Records excerpted from a collection:
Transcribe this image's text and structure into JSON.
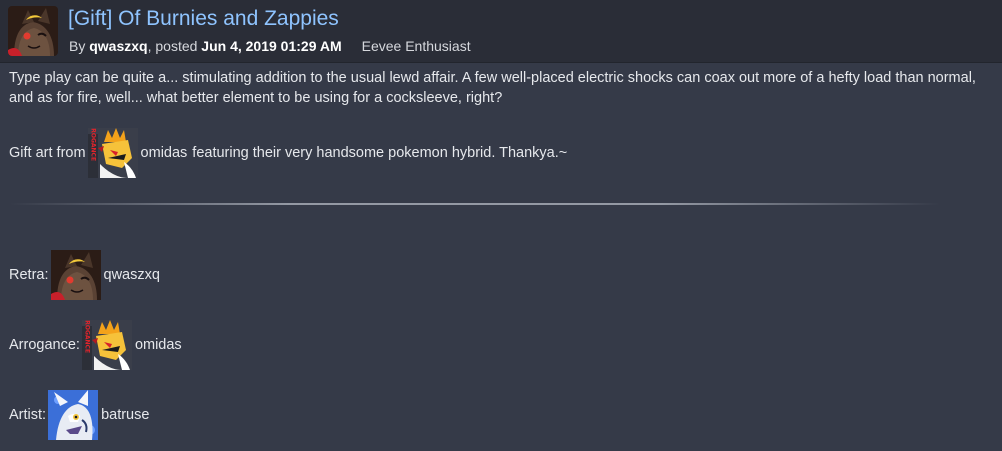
{
  "post": {
    "title": "[Gift] Of Burnies and Zappies",
    "byline_prefix": "By ",
    "author": "qwaszxq",
    "posted_label": ", posted ",
    "date": "Jun 4, 2019 01:29 AM",
    "author_title": "Eevee Enthusiast"
  },
  "body": {
    "paragraph": "Type play can be quite a... stimulating addition to the usual lewd affair. A few well-placed electric shocks can coax out more of a hefty load than normal, and as for fire, well... what better element to be using for a cocksleeve, right?",
    "gift_prefix": "Gift art from",
    "gift_user": "omidas",
    "gift_suffix": "featuring their very handsome pokemon hybrid. Thankya.~"
  },
  "credits": [
    {
      "label": "Retra:",
      "user": "qwaszxq",
      "icon": "avatar-qwaszxq"
    },
    {
      "label": "Arrogance:",
      "user": "omidas",
      "icon": "avatar-omidas"
    },
    {
      "label": "Artist:",
      "user": "batruse",
      "icon": "avatar-batruse"
    }
  ],
  "colors": {
    "background": "#353a48",
    "header": "#2a2d37",
    "title_link": "#8fc4ff",
    "text": "#e6e8ec"
  }
}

**What the task requires**
Give the number of lines that hold the word "qwaszxq" in these records, with nothing added.

**Written answer**
3